やること ::
**A)** 障害児の保育園入園に関する文章によると、仙台市で来年度から新たに保育園の入園対象となったのはどのような子どもですか？
**B)** 障害児の保育園入園に関する文章を、最後の発言の続きから書き継いでください。

文書抜粋 ::
'''

神山春花(アパレル勤務、育休中):仙台の神山と申します。2歳の長男がダウン症で合併症などもあり、まだ自分で歩行や食事ができません。

 長男の出産後、市役所に保育園について問い合わせたら、「特別支援枠の空きはないから、入るのは難しいと思った方がいいよ」と言われ、どうしたらいいのかと悩み、2人目を産んで育休期間を延ばす選択をしました。仙台市ではこれまで、保育園は軽度から中程度までの障害児しか受け入れがなかったんですけど、昨年、同じ境遇の親たちと団体をつくり、市に要望書を提出して交渉を重ね、来年度から重度の障害児も入園の対象となりました。先日、長男の入園も決まって、ほっとしているところです。

総勢10人のヘルパー

工藤さほ(新聞社勤務):障害の重いお子さんにも門が開いたっていうのは、ものすごく大きな前進ですね。

'''

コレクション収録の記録
'''

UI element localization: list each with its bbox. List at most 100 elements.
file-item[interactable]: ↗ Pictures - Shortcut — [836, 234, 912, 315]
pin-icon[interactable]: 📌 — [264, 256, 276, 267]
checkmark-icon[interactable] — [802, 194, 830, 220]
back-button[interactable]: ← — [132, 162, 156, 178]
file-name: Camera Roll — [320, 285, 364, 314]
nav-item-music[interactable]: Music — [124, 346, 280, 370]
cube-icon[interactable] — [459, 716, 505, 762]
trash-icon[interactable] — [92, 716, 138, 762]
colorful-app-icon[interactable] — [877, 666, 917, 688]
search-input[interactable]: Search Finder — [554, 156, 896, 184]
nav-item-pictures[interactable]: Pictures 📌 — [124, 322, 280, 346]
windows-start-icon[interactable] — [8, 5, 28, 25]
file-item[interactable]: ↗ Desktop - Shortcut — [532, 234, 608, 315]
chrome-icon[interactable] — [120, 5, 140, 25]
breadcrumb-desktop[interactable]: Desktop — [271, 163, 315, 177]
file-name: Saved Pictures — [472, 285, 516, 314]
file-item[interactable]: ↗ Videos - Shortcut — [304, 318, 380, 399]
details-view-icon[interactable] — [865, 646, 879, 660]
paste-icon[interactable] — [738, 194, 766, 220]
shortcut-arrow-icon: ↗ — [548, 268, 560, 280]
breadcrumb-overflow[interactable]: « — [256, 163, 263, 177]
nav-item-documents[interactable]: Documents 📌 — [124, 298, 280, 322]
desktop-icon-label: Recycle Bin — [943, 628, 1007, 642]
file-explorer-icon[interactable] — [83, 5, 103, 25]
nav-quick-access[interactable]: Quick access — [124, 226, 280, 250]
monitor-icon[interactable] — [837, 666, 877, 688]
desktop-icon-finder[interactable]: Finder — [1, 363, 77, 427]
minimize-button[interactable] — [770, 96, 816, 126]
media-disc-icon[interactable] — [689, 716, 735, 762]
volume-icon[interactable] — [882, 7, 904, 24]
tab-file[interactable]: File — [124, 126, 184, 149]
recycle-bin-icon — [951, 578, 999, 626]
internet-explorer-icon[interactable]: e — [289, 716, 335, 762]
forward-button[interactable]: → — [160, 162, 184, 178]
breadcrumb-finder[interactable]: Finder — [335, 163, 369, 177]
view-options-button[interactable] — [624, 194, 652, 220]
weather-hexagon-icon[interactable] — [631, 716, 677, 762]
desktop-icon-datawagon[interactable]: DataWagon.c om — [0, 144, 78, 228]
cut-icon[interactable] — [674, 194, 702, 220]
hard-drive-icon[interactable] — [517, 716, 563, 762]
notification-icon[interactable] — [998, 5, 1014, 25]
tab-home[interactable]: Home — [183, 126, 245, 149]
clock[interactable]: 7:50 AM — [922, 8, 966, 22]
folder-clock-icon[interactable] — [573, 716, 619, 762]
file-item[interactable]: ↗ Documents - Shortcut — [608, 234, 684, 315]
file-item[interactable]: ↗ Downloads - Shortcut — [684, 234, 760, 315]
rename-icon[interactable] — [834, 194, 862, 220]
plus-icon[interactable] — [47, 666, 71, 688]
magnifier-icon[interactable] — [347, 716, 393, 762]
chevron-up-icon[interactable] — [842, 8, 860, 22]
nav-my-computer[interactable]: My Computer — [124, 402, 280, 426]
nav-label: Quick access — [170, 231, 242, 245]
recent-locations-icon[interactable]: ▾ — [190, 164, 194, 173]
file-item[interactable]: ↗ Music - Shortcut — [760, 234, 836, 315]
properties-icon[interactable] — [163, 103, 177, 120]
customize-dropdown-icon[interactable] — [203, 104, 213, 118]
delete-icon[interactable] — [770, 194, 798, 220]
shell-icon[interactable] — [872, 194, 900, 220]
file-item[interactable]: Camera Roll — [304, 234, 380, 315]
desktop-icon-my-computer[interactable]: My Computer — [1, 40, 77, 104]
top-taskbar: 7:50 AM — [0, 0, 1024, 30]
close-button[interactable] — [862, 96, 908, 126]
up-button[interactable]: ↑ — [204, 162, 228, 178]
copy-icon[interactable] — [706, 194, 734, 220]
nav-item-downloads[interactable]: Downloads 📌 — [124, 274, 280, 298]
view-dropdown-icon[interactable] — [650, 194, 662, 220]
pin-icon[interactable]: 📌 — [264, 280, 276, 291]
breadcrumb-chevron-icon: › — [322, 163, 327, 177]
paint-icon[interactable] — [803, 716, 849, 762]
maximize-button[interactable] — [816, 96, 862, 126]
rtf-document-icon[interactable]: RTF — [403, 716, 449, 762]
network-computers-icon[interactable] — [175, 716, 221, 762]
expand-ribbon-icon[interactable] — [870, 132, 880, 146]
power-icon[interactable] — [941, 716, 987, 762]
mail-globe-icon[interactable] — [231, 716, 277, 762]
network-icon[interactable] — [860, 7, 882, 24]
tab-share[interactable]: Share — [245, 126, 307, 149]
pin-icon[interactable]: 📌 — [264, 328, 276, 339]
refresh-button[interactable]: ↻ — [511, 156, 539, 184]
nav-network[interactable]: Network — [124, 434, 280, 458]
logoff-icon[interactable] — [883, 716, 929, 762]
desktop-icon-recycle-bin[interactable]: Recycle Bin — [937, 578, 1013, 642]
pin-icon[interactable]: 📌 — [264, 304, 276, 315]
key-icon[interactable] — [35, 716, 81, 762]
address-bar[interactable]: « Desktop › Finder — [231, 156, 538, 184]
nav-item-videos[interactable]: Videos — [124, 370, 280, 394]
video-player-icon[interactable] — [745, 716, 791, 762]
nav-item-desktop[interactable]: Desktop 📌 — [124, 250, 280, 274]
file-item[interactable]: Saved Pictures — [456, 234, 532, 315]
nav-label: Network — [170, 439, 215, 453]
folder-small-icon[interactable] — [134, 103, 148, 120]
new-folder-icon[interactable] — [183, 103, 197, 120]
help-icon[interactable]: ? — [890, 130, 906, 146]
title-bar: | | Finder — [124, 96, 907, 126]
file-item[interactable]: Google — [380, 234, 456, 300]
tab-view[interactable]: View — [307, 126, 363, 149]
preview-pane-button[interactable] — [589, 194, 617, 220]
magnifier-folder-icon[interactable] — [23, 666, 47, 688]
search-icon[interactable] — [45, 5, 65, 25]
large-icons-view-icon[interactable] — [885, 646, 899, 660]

'''

解答一覧 ::
**A)** 重度の障害児です。

**B)**
 私は都内在住で、高1と中2の娘がいます。上の子が重度の知的障害を伴う自閉症で、私立の特別支援学校に通っています。片道1時間半近くかかり、登下校の付き添いは、福祉サービスの移動支援を利用し、総勢10人のヘルパーさんにお願いしています。ただ、朝はラッシュ時間帯で、娘の特性では公共交通機関を利用することが厳しいんです。公共交通機関でないと移動支援が受けられないため、全額自費で送迎をお願いしています。

 今の悩みは、特別支援学校卒業後の居場所が限られる「18歳の壁」をどうするか。(常時介護を必要とする障害者が日中過ごす)生活介護事業所は午後3、4時には終わってしまい、親はとてもフルタイムでは働けません。健常のお子さんは18歳といえば手が離れますが、障害児の場合、より親の負担が増すのが悩みです。